* **Task requirements**: Could you copy every line of the material below without changing a character, leaving the pictures out of your answer?

[Saved entries]
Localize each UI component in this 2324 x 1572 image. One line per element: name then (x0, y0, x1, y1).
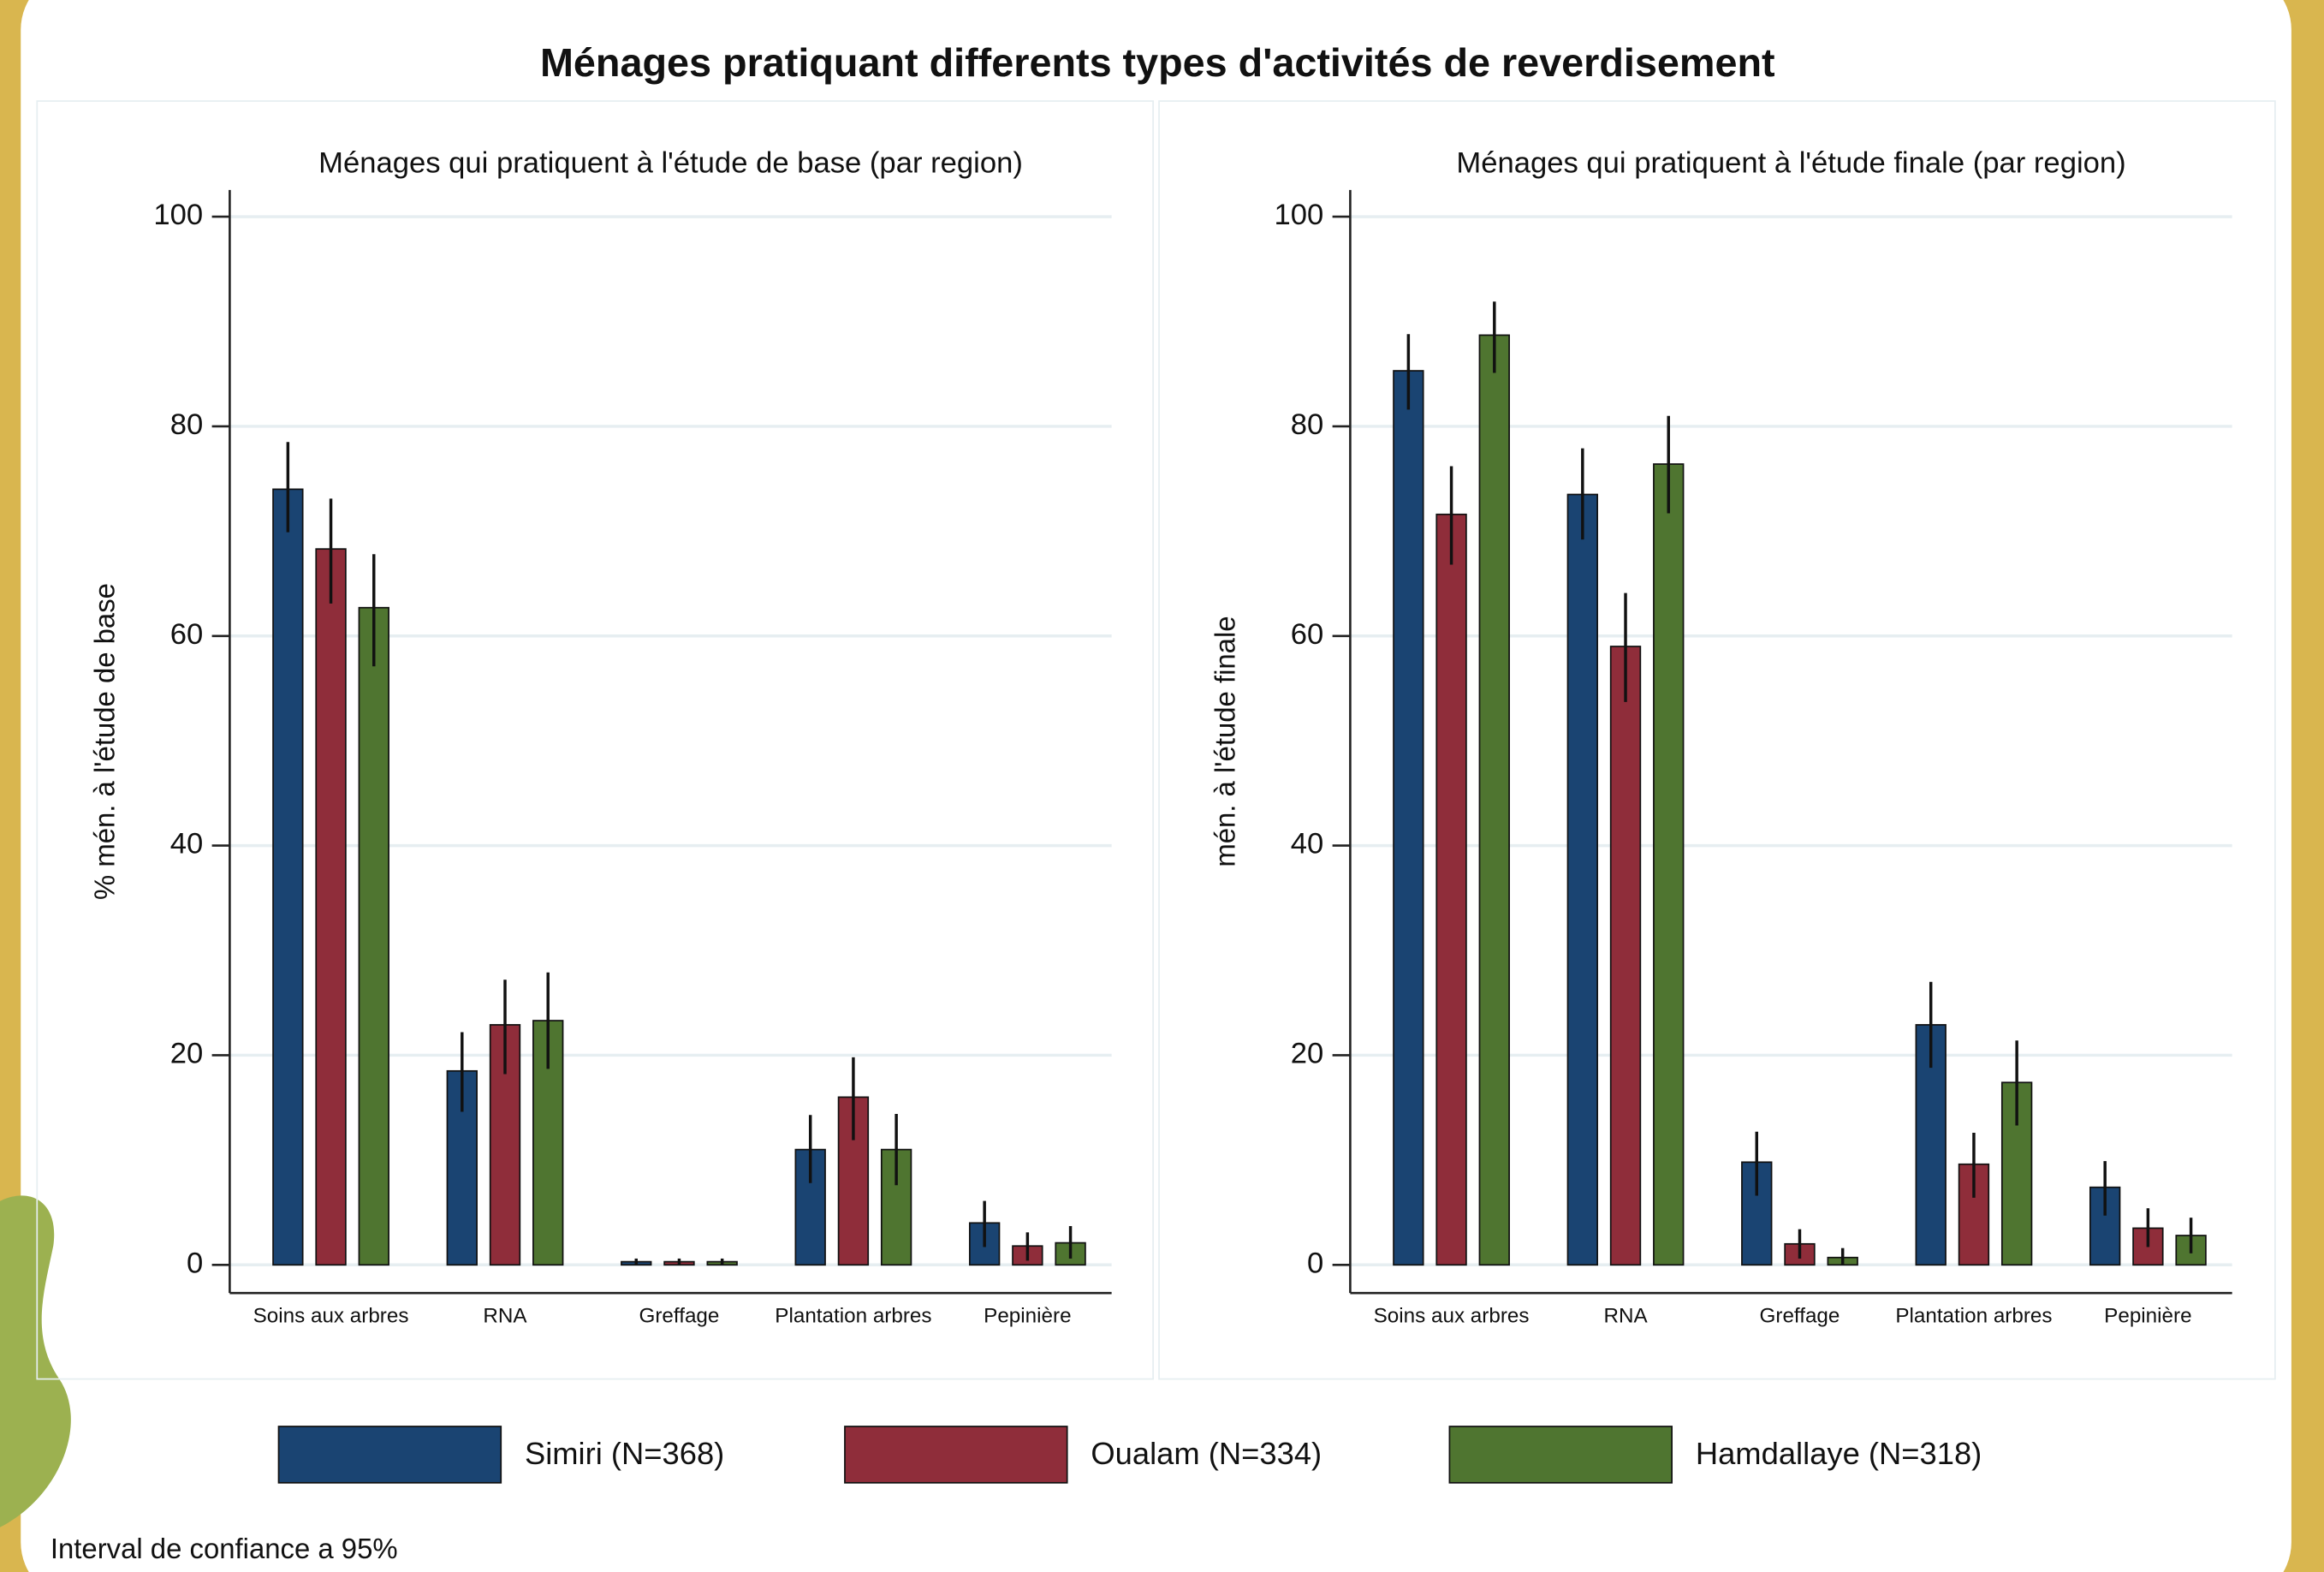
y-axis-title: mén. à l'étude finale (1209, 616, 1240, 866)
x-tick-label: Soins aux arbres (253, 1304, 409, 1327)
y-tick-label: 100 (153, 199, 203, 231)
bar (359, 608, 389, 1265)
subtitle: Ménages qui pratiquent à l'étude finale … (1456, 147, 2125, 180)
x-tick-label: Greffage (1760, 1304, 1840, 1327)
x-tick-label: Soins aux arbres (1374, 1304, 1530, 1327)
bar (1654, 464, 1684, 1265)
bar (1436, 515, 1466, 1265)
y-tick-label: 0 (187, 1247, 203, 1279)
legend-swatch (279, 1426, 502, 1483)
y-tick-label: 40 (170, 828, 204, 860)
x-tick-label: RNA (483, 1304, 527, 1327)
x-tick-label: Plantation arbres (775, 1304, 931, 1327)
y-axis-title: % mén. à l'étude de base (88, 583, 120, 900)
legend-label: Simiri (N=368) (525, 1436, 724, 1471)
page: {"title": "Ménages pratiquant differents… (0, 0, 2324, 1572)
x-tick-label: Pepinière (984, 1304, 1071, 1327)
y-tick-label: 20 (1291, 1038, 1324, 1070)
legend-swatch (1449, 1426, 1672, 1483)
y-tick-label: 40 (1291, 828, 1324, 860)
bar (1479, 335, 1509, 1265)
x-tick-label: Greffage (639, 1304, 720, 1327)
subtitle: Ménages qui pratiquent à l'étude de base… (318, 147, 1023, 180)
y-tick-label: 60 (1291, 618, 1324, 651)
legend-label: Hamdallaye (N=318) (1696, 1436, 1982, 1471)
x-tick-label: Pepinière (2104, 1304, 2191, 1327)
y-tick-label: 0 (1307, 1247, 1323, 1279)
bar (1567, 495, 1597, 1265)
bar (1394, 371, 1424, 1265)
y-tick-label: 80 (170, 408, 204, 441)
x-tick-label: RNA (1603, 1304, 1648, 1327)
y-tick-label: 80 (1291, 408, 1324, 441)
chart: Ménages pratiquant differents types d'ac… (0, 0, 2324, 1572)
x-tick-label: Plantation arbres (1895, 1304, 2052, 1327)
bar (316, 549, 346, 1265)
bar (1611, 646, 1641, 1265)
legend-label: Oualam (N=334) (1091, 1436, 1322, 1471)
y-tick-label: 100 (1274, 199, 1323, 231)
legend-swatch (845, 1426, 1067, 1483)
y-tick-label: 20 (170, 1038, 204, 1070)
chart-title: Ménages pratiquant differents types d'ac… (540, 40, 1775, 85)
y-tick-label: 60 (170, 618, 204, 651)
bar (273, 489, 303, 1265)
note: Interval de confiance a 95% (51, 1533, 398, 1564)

* **Result of the task**:
Localize each UI component in this 2324 x 1572 image. One line per element: name then (x0, y0, x1, y1).
y-axis-title: mén. à l'étude finale (1209, 616, 1240, 866)
x-tick-label: Soins aux arbres (253, 1304, 409, 1327)
y-tick-label: 100 (153, 199, 203, 231)
bar (359, 608, 389, 1265)
subtitle: Ménages qui pratiquent à l'étude finale … (1456, 147, 2125, 180)
x-tick-label: Greffage (1760, 1304, 1840, 1327)
x-tick-label: Soins aux arbres (1374, 1304, 1530, 1327)
bar (1654, 464, 1684, 1265)
bar (1436, 515, 1466, 1265)
y-tick-label: 0 (187, 1247, 203, 1279)
legend-swatch (279, 1426, 502, 1483)
y-tick-label: 40 (170, 828, 204, 860)
x-tick-label: RNA (483, 1304, 527, 1327)
x-tick-label: Plantation arbres (775, 1304, 931, 1327)
y-axis-title: % mén. à l'étude de base (88, 583, 120, 900)
legend-label: Simiri (N=368) (525, 1436, 724, 1471)
page: {"title": "Ménages pratiquant differents… (0, 0, 2324, 1572)
x-tick-label: Pepinière (984, 1304, 1071, 1327)
y-tick-label: 20 (1291, 1038, 1324, 1070)
legend-swatch (1449, 1426, 1672, 1483)
y-tick-label: 40 (1291, 828, 1324, 860)
bar (1479, 335, 1509, 1265)
x-tick-label: Greffage (639, 1304, 720, 1327)
subtitle: Ménages qui pratiquent à l'étude de base… (318, 147, 1023, 180)
y-tick-label: 60 (1291, 618, 1324, 651)
legend-label: Hamdallaye (N=318) (1696, 1436, 1982, 1471)
x-tick-label: Pepinière (2104, 1304, 2191, 1327)
y-tick-label: 0 (1307, 1247, 1323, 1279)
bar (1567, 495, 1597, 1265)
bar (1394, 371, 1424, 1265)
y-tick-label: 80 (170, 408, 204, 441)
x-tick-label: RNA (1603, 1304, 1648, 1327)
y-tick-label: 80 (1291, 408, 1324, 441)
chart: Ménages pratiquant differents types d'ac… (0, 0, 2324, 1572)
x-tick-label: Plantation arbres (1895, 1304, 2052, 1327)
bar (316, 549, 346, 1265)
bar (1611, 646, 1641, 1265)
legend-label: Oualam (N=334) (1091, 1436, 1322, 1471)
y-tick-label: 100 (1274, 199, 1323, 231)
legend-swatch (845, 1426, 1067, 1483)
y-tick-label: 20 (170, 1038, 204, 1070)
chart-title: Ménages pratiquant differents types d'ac… (540, 40, 1775, 85)
y-tick-label: 60 (170, 618, 204, 651)
bar (273, 489, 303, 1265)
note: Interval de confiance a 95% (51, 1533, 398, 1564)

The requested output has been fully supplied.